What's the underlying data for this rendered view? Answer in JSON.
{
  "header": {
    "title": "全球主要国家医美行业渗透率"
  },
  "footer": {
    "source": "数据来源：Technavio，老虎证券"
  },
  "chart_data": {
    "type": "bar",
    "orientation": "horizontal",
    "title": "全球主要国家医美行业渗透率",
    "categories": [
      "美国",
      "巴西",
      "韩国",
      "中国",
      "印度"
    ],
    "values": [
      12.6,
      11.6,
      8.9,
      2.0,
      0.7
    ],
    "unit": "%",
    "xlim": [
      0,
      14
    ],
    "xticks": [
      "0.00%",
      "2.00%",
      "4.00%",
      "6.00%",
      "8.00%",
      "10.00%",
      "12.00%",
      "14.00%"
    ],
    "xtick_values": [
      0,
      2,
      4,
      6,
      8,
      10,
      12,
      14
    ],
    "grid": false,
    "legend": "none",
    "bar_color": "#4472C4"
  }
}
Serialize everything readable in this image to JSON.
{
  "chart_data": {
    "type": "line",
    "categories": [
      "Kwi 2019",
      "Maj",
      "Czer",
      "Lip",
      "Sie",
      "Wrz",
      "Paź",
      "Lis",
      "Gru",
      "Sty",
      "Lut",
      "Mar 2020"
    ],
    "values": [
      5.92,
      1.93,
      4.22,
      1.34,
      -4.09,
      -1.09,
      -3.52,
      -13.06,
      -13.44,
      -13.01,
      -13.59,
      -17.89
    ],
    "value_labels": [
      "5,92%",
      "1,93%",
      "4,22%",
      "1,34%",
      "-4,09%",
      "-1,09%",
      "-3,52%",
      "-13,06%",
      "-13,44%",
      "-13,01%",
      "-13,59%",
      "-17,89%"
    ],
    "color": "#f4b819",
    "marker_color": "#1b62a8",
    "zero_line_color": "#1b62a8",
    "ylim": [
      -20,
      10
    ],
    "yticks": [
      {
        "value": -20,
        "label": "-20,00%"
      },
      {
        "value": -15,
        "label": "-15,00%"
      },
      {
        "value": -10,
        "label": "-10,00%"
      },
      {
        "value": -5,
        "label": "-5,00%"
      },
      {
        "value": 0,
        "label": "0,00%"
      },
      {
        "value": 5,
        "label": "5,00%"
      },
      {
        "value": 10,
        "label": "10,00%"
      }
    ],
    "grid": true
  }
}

▶ [YOUR GOAL]
Extract the complete set of records unchanged.

▶ [COMPLETE ANSWER]
What's the underlying data for this rendered view? Answer in JSON.
{
  "header": {
    "title": "全球主要国家医美行业渗透率"
  },
  "footer": {
    "source": "数据来源：Technavio，老虎证券"
  },
  "chart_data": {
    "type": "bar",
    "orientation": "horizontal",
    "title": "全球主要国家医美行业渗透率",
    "categories": [
      "美国",
      "巴西",
      "韩国",
      "中国",
      "印度"
    ],
    "values": [
      12.6,
      11.6,
      8.9,
      2.0,
      0.7
    ],
    "unit": "%",
    "xlim": [
      0,
      14
    ],
    "xticks": [
      "0.00%",
      "2.00%",
      "4.00%",
      "6.00%",
      "8.00%",
      "10.00%",
      "12.00%",
      "14.00%"
    ],
    "xtick_values": [
      0,
      2,
      4,
      6,
      8,
      10,
      12,
      14
    ],
    "grid": false,
    "legend": "none",
    "bar_color": "#4472C4"
  }
}
Serialize everything readable in this image to JSON.
{
  "chart_data": {
    "type": "line",
    "categories": [
      "Kwi 2019",
      "Maj",
      "Czer",
      "Lip",
      "Sie",
      "Wrz",
      "Paź",
      "Lis",
      "Gru",
      "Sty",
      "Lut",
      "Mar 2020"
    ],
    "values": [
      5.92,
      1.93,
      4.22,
      1.34,
      -4.09,
      -1.09,
      -3.52,
      -13.06,
      -13.44,
      -13.01,
      -13.59,
      -17.89
    ],
    "value_labels": [
      "5,92%",
      "1,93%",
      "4,22%",
      "1,34%",
      "-4,09%",
      "-1,09%",
      "-3,52%",
      "-13,06%",
      "-13,44%",
      "-13,01%",
      "-13,59%",
      "-17,89%"
    ],
    "color": "#f4b819",
    "marker_color": "#1b62a8",
    "zero_line_color": "#1b62a8",
    "ylim": [
      -20,
      10
    ],
    "yticks": [
      {
        "value": -20,
        "label": "-20,00%"
      },
      {
        "value": -15,
        "label": "-15,00%"
      },
      {
        "value": -10,
        "label": "-10,00%"
      },
      {
        "value": -5,
        "label": "-5,00%"
      },
      {
        "value": 0,
        "label": "0,00%"
      },
      {
        "value": 5,
        "label": "5,00%"
      },
      {
        "value": 10,
        "label": "10,00%"
      }
    ],
    "grid": true
  }
}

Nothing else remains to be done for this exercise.